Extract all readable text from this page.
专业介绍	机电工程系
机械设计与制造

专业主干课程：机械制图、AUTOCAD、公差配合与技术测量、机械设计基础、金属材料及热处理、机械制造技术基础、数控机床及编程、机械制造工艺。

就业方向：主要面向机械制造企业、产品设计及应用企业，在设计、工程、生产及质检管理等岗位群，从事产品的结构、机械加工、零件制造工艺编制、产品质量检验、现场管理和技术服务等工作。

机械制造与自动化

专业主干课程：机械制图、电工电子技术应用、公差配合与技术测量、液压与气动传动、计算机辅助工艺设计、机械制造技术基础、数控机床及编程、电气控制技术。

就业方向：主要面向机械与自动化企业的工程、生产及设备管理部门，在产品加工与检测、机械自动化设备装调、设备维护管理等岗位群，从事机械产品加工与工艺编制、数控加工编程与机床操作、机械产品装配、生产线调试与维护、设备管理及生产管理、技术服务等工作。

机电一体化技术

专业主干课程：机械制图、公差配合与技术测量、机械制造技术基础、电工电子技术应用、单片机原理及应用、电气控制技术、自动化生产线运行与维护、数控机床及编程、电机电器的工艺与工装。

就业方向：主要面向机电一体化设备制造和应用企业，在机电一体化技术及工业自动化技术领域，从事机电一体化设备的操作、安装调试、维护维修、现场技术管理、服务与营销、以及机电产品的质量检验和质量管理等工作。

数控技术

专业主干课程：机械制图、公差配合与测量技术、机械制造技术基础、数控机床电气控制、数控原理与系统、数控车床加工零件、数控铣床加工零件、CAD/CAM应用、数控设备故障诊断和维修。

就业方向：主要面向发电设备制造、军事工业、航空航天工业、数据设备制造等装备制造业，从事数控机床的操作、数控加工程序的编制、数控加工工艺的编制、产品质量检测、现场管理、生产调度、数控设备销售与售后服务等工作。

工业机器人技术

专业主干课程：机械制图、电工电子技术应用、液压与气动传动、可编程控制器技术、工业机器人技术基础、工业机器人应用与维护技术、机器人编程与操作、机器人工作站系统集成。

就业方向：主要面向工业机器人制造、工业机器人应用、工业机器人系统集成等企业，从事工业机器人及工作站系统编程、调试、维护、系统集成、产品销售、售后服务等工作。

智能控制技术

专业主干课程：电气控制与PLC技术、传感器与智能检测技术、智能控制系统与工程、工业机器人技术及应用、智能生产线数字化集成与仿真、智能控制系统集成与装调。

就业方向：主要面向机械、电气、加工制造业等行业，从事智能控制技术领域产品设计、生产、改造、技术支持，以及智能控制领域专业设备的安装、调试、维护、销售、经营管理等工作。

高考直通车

========================================================================

INSTRUCTIONS FOR THE TASK: Restate the records, all of them, precisely as written.

OUTPUT OF THE EXERCISE:
Extract all readable text from this page.
专业介绍	机电工程系
机械设计与制造

专业主干课程：机械制图、AUTOCAD、公差配合与技术测量、机械设计基础、金属材料及热处理、机械制造技术基础、数控机床及编程、机械制造工艺。

就业方向：主要面向机械制造企业、产品设计及应用企业，在设计、工程、生产及质检管理等岗位群，从事产品的结构、机械加工、零件制造工艺编制、产品质量检验、现场管理和技术服务等工作。

机械制造与自动化

专业主干课程：机械制图、电工电子技术应用、公差配合与技术测量、液压与气动传动、计算机辅助工艺设计、机械制造技术基础、数控机床及编程、电气控制技术。

就业方向：主要面向机械与自动化企业的工程、生产及设备管理部门，在产品加工与检测、机械自动化设备装调、设备维护管理等岗位群，从事机械产品加工与工艺编制、数控加工编程与机床操作、机械产品装配、生产线调试与维护、设备管理及生产管理、技术服务等工作。

机电一体化技术

专业主干课程：机械制图、公差配合与技术测量、机械制造技术基础、电工电子技术应用、单片机原理及应用、电气控制技术、自动化生产线运行与维护、数控机床及编程、电机电器的工艺与工装。

就业方向：主要面向机电一体化设备制造和应用企业，在机电一体化技术及工业自动化技术领域，从事机电一体化设备的操作、安装调试、维护维修、现场技术管理、服务与营销、以及机电产品的质量检验和质量管理等工作。

数控技术

专业主干课程：机械制图、公差配合与测量技术、机械制造技术基础、数控机床电气控制、数控原理与系统、数控车床加工零件、数控铣床加工零件、CAD/CAM应用、数控设备故障诊断和维修。

就业方向：主要面向发电设备制造、军事工业、航空航天工业、数据设备制造等装备制造业，从事数控机床的操作、数控加工程序的编制、数控加工工艺的编制、产品质量检测、现场管理、生产调度、数控设备销售与售后服务等工作。

工业机器人技术

专业主干课程：机械制图、电工电子技术应用、液压与气动传动、可编程控制器技术、工业机器人技术基础、工业机器人应用与维护技术、机器人编程与操作、机器人工作站系统集成。

就业方向：主要面向工业机器人制造、工业机器人应用、工业机器人系统集成等企业，从事工业机器人及工作站系统编程、调试、维护、系统集成、产品销售、售后服务等工作。

智能控制技术

专业主干课程：电气控制与PLC技术、传感器与智能检测技术、智能控制系统与工程、工业机器人技术及应用、智能生产线数字化集成与仿真、智能控制系统集成与装调。

就业方向：主要面向机械、电气、加工制造业等行业，从事智能控制技术领域产品设计、生产、改造、技术支持，以及智能控制领域专业设备的安装、调试、维护、销售、经营管理等工作。

高考直通车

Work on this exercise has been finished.